◆ **Given exercise**:
Every line below that holds the string "commercial" should be copied out.

-- start Provided records --

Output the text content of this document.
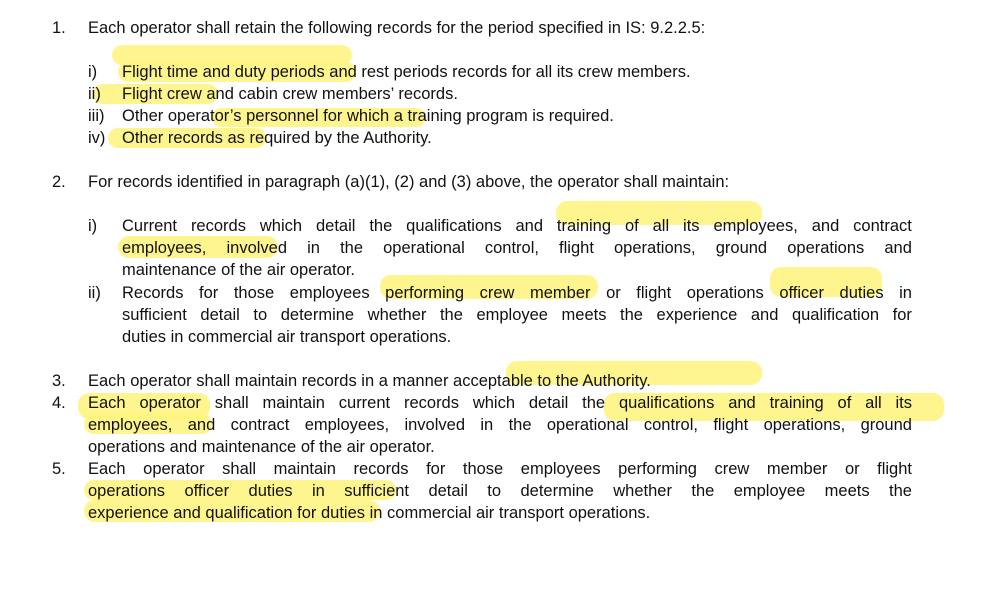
1. Each operator shall retain the following records for the period specified in IS: 9.2.2.5:
i) Flight time and duty periods and rest periods records for all its crew members.
ii) Flight crew and cabin crew members’ records.
iii) Other operator’s personnel for which a training program is required.
iv) Other records as required by the Authority.
2. For records identified in paragraph (a)(1), (2) and (3) above, the operator shall maintain:
i) Current records which detail the qualifications and training of all its employees, and contract
employees, involved in the operational control, flight operations, ground operations and
maintenance of the air operator.
ii) Records for those employees performing crew member or flight operations officer duties in
sufficient detail to determine whether the employee meets the experience and qualification for
duties in commercial air transport operations.
3. Each operator shall maintain records in a manner acceptable to the Authority.
4. Each operator shall maintain current records which detail the qualifications and training of all its
employees, and contract employees, involved in the operational control, flight operations, ground
operations and maintenance of the air operator.
5. Each operator shall maintain records for those employees performing crew member or flight
operations officer duties in sufficient detail to determine whether the employee meets the
experience and qualification for duties in commercial air transport operations.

-- end Provided records --

◆ **Solution**:
duties in commercial air transport operations.
experience and qualification for duties in commercial air transport operations.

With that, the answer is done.